■ **Given request**: Make an exact copy of the entries below.

* * * * *

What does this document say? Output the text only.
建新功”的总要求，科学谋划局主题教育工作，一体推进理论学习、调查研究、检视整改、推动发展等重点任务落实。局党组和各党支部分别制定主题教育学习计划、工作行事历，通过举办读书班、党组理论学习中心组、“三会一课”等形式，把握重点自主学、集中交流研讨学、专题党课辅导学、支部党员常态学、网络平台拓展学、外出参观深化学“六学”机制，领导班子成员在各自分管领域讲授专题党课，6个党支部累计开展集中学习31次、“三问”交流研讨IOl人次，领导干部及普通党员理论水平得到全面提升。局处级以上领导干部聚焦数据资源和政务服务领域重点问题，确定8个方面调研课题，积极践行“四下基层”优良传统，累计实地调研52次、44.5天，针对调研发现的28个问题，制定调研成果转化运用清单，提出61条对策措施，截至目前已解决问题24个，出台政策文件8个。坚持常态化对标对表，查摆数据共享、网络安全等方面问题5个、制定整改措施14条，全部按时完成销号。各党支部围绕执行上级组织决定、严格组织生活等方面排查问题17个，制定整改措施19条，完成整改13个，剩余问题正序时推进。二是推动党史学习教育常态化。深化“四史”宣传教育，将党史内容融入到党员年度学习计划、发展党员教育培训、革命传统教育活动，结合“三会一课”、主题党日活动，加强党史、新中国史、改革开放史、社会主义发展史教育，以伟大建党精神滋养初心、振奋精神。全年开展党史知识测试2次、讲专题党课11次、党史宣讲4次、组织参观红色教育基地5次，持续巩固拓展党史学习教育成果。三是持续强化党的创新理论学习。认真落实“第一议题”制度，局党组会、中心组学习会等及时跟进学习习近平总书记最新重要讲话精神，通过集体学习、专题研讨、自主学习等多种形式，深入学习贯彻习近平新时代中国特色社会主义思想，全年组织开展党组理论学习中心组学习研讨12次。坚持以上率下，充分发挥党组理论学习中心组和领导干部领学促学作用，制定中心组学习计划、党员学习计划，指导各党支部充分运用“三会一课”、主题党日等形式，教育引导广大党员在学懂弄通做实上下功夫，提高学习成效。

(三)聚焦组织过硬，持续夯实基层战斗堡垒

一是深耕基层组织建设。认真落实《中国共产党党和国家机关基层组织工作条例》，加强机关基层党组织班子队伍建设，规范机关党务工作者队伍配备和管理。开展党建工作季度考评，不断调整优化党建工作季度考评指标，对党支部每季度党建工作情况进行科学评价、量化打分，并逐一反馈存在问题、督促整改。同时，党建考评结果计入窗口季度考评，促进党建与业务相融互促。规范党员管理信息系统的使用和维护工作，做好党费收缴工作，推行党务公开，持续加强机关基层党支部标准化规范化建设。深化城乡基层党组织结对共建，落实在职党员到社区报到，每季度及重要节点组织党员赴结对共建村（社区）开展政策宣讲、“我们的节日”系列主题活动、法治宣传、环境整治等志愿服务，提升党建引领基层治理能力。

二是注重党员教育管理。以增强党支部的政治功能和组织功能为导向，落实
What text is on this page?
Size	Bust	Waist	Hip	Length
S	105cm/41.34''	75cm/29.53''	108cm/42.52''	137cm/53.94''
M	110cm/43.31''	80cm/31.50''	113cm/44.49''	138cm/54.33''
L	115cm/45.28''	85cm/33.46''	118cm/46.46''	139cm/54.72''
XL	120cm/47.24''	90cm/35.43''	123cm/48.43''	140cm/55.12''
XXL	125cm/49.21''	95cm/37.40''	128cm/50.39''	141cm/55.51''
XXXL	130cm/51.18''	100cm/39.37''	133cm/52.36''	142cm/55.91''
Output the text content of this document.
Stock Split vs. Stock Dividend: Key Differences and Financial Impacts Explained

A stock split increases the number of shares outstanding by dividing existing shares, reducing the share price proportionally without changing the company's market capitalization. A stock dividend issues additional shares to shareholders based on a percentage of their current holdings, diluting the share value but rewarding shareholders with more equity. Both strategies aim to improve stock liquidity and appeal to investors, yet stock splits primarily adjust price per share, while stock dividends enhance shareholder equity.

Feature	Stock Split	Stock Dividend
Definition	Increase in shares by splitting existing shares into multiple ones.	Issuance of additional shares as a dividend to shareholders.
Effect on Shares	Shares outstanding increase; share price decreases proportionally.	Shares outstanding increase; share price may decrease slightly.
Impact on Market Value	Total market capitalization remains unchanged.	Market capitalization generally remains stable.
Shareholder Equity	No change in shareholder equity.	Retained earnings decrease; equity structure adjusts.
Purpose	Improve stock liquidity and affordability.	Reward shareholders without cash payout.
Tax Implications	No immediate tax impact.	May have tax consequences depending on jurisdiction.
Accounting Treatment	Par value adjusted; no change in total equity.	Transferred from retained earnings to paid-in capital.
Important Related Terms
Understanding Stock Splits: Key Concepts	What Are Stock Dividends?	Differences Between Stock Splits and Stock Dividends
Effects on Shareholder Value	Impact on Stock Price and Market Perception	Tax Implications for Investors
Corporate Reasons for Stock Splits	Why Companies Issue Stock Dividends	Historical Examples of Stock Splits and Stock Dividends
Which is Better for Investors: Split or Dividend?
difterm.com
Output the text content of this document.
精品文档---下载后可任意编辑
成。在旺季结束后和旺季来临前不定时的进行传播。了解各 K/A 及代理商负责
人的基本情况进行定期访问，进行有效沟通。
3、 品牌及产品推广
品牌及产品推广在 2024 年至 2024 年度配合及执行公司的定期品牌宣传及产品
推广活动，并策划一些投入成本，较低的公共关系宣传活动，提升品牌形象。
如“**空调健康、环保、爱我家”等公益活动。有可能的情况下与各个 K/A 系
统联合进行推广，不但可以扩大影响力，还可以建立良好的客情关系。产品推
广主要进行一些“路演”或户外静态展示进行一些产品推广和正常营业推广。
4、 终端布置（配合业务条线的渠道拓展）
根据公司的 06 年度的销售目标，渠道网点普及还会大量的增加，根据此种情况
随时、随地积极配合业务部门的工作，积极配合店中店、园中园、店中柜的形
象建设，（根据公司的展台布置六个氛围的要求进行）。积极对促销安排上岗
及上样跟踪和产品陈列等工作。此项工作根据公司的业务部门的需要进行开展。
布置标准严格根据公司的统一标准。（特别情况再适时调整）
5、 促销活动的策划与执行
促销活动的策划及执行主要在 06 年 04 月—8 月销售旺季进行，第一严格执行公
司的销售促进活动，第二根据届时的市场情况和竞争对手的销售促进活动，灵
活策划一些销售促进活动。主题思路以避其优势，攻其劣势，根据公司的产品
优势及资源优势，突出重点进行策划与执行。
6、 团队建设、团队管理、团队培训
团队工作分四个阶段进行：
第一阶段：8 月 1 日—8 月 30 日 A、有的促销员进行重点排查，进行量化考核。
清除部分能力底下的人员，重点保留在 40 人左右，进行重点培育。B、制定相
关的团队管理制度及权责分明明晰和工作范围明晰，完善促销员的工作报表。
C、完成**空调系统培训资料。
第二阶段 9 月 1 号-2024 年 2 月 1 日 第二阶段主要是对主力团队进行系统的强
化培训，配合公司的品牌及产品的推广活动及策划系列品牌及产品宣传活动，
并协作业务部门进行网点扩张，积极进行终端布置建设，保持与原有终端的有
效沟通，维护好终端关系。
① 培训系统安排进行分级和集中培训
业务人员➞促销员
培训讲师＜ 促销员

* * * * *

■ **Task result**:
What does this document say? Output the text only.
建新功”的总要求，科学谋划局主题教育工作，一体推进理论学习、调查研究、检视整改、推动发展等重点任务落实。局党组和各党支部分别制定主题教育学习计划、工作行事历，通过举办读书班、党组理论学习中心组、“三会一课”等形式，把握重点自主学、集中交流研讨学、专题党课辅导学、支部党员常态学、网络平台拓展学、外出参观深化学“六学”机制，领导班子成员在各自分管领域讲授专题党课，6个党支部累计开展集中学习31次、“三问”交流研讨IOl人次，领导干部及普通党员理论水平得到全面提升。局处级以上领导干部聚焦数据资源和政务服务领域重点问题，确定8个方面调研课题，积极践行“四下基层”优良传统，累计实地调研52次、44.5天，针对调研发现的28个问题，制定调研成果转化运用清单，提出61条对策措施，截至目前已解决问题24个，出台政策文件8个。坚持常态化对标对表，查摆数据共享、网络安全等方面问题5个、制定整改措施14条，全部按时完成销号。各党支部围绕执行上级组织决定、严格组织生活等方面排查问题17个，制定整改措施19条，完成整改13个，剩余问题正序时推进。二是推动党史学习教育常态化。深化“四史”宣传教育，将党史内容融入到党员年度学习计划、发展党员教育培训、革命传统教育活动，结合“三会一课”、主题党日活动，加强党史、新中国史、改革开放史、社会主义发展史教育，以伟大建党精神滋养初心、振奋精神。全年开展党史知识测试2次、讲专题党课11次、党史宣讲4次、组织参观红色教育基地5次，持续巩固拓展党史学习教育成果。三是持续强化党的创新理论学习。认真落实“第一议题”制度，局党组会、中心组学习会等及时跟进学习习近平总书记最新重要讲话精神，通过集体学习、专题研讨、自主学习等多种形式，深入学习贯彻习近平新时代中国特色社会主义思想，全年组织开展党组理论学习中心组学习研讨12次。坚持以上率下，充分发挥党组理论学习中心组和领导干部领学促学作用，制定中心组学习计划、党员学习计划，指导各党支部充分运用“三会一课”、主题党日等形式，教育引导广大党员在学懂弄通做实上下功夫，提高学习成效。

(三)聚焦组织过硬，持续夯实基层战斗堡垒

一是深耕基层组织建设。认真落实《中国共产党党和国家机关基层组织工作条例》，加强机关基层党组织班子队伍建设，规范机关党务工作者队伍配备和管理。开展党建工作季度考评，不断调整优化党建工作季度考评指标，对党支部每季度党建工作情况进行科学评价、量化打分，并逐一反馈存在问题、督促整改。同时，党建考评结果计入窗口季度考评，促进党建与业务相融互促。规范党员管理信息系统的使用和维护工作，做好党费收缴工作，推行党务公开，持续加强机关基层党支部标准化规范化建设。深化城乡基层党组织结对共建，落实在职党员到社区报到，每季度及重要节点组织党员赴结对共建村（社区）开展政策宣讲、“我们的节日”系列主题活动、法治宣传、环境整治等志愿服务，提升党建引领基层治理能力。

二是注重党员教育管理。以增强党支部的政治功能和组织功能为导向，落实
What text is on this page?
Size	Bust	Waist	Hip	Length
S	105cm/41.34''	75cm/29.53''	108cm/42.52''	137cm/53.94''
M	110cm/43.31''	80cm/31.50''	113cm/44.49''	138cm/54.33''
L	115cm/45.28''	85cm/33.46''	118cm/46.46''	139cm/54.72''
XL	120cm/47.24''	90cm/35.43''	123cm/48.43''	140cm/55.12''
XXL	125cm/49.21''	95cm/37.40''	128cm/50.39''	141cm/55.51''
XXXL	130cm/51.18''	100cm/39.37''	133cm/52.36''	142cm/55.91''
Output the text content of this document.
Stock Split vs. Stock Dividend: Key Differences and Financial Impacts Explained

A stock split increases the number of shares outstanding by dividing existing shares, reducing the share price proportionally without changing the company's market capitalization. A stock dividend issues additional shares to shareholders based on a percentage of their current holdings, diluting the share value but rewarding shareholders with more equity. Both strategies aim to improve stock liquidity and appeal to investors, yet stock splits primarily adjust price per share, while stock dividends enhance shareholder equity.

Feature	Stock Split	Stock Dividend
Definition	Increase in shares by splitting existing shares into multiple ones.	Issuance of additional shares as a dividend to shareholders.
Effect on Shares	Shares outstanding increase; share price decreases proportionally.	Shares outstanding increase; share price may decrease slightly.
Impact on Market Value	Total market capitalization remains unchanged.	Market capitalization generally remains stable.
Shareholder Equity	No change in shareholder equity.	Retained earnings decrease; equity structure adjusts.
Purpose	Improve stock liquidity and affordability.	Reward shareholders without cash payout.
Tax Implications	No immediate tax impact.	May have tax consequences depending on jurisdiction.
Accounting Treatment	Par value adjusted; no change in total equity.	Transferred from retained earnings to paid-in capital.
Important Related Terms
Understanding Stock Splits: Key Concepts	What Are Stock Dividends?	Differences Between Stock Splits and Stock Dividends
Effects on Shareholder Value	Impact on Stock Price and Market Perception	Tax Implications for Investors
Corporate Reasons for Stock Splits	Why Companies Issue Stock Dividends	Historical Examples of Stock Splits and Stock Dividends
Which is Better for Investors: Split or Dividend?
difterm.com
Output the text content of this document.
精品文档---下载后可任意编辑
成。在旺季结束后和旺季来临前不定时的进行传播。了解各 K/A 及代理商负责
人的基本情况进行定期访问，进行有效沟通。
3、 品牌及产品推广
品牌及产品推广在 2024 年至 2024 年度配合及执行公司的定期品牌宣传及产品
推广活动，并策划一些投入成本，较低的公共关系宣传活动，提升品牌形象。
如“**空调健康、环保、爱我家”等公益活动。有可能的情况下与各个 K/A 系
统联合进行推广，不但可以扩大影响力，还可以建立良好的客情关系。产品推
广主要进行一些“路演”或户外静态展示进行一些产品推广和正常营业推广。
4、 终端布置（配合业务条线的渠道拓展）
根据公司的 06 年度的销售目标，渠道网点普及还会大量的增加，根据此种情况
随时、随地积极配合业务部门的工作，积极配合店中店、园中园、店中柜的形
象建设，（根据公司的展台布置六个氛围的要求进行）。积极对促销安排上岗
及上样跟踪和产品陈列等工作。此项工作根据公司的业务部门的需要进行开展。
布置标准严格根据公司的统一标准。（特别情况再适时调整）
5、 促销活动的策划与执行
促销活动的策划及执行主要在 06 年 04 月—8 月销售旺季进行，第一严格执行公
司的销售促进活动，第二根据届时的市场情况和竞争对手的销售促进活动，灵
活策划一些销售促进活动。主题思路以避其优势，攻其劣势，根据公司的产品
优势及资源优势，突出重点进行策划与执行。
6、 团队建设、团队管理、团队培训
团队工作分四个阶段进行：
第一阶段：8 月 1 日—8 月 30 日 A、有的促销员进行重点排查，进行量化考核。
清除部分能力底下的人员，重点保留在 40 人左右，进行重点培育。B、制定相
关的团队管理制度及权责分明明晰和工作范围明晰，完善促销员的工作报表。
C、完成**空调系统培训资料。
第二阶段 9 月 1 号-2024 年 2 月 1 日 第二阶段主要是对主力团队进行系统的强
化培训，配合公司的品牌及产品的推广活动及策划系列品牌及产品宣传活动，
并协作业务部门进行网点扩张，积极进行终端布置建设，保持与原有终端的有
效沟通，维护好终端关系。
① 培训系统安排进行分级和集中培训
业务人员➞促销员
培训讲师＜ 促销员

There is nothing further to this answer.